- _What the exercise asks_
Exactly reproduce each entry, leaving out nothing.

[Data entries]
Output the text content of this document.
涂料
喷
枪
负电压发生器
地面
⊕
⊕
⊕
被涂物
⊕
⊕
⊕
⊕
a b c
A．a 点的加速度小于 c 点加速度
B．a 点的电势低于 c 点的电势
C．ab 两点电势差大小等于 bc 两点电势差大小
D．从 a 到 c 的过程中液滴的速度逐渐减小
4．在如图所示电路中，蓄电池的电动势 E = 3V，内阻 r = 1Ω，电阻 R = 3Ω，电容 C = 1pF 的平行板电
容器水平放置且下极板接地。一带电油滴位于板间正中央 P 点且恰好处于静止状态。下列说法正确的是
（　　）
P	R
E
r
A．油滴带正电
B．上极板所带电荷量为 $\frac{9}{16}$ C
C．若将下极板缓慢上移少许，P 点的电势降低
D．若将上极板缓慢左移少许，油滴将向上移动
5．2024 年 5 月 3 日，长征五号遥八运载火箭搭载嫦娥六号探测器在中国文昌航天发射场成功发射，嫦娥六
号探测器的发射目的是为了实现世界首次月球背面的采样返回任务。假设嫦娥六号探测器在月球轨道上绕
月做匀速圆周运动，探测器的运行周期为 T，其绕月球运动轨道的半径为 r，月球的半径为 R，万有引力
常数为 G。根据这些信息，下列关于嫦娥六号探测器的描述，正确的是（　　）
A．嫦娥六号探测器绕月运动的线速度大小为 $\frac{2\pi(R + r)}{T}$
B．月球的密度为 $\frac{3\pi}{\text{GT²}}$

- _Exercise solution_
Output the text content of this document.
涂料
喷
枪
负电压发生器
地面
⊕
⊕
⊕
被涂物
⊕
⊕
⊕
⊕
a b c
A．a 点的加速度小于 c 点加速度
B．a 点的电势低于 c 点的电势
C．ab 两点电势差大小等于 bc 两点电势差大小
D．从 a 到 c 的过程中液滴的速度逐渐减小
4．在如图所示电路中，蓄电池的电动势 E = 3V，内阻 r = 1Ω，电阻 R = 3Ω，电容 C = 1pF 的平行板电
容器水平放置且下极板接地。一带电油滴位于板间正中央 P 点且恰好处于静止状态。下列说法正确的是
（　　）
P	R
E
r
A．油滴带正电
B．上极板所带电荷量为 $\frac{9}{16}$ C
C．若将下极板缓慢上移少许，P 点的电势降低
D．若将上极板缓慢左移少许，油滴将向上移动
5．2024 年 5 月 3 日，长征五号遥八运载火箭搭载嫦娥六号探测器在中国文昌航天发射场成功发射，嫦娥六
号探测器的发射目的是为了实现世界首次月球背面的采样返回任务。假设嫦娥六号探测器在月球轨道上绕
月做匀速圆周运动，探测器的运行周期为 T，其绕月球运动轨道的半径为 r，月球的半径为 R，万有引力
常数为 G。根据这些信息，下列关于嫦娥六号探测器的描述，正确的是（　　）
A．嫦娥六号探测器绕月运动的线速度大小为 $\frac{2\pi(R + r)}{T}$
B．月球的密度为 $\frac{3\pi}{\text{GT²}}$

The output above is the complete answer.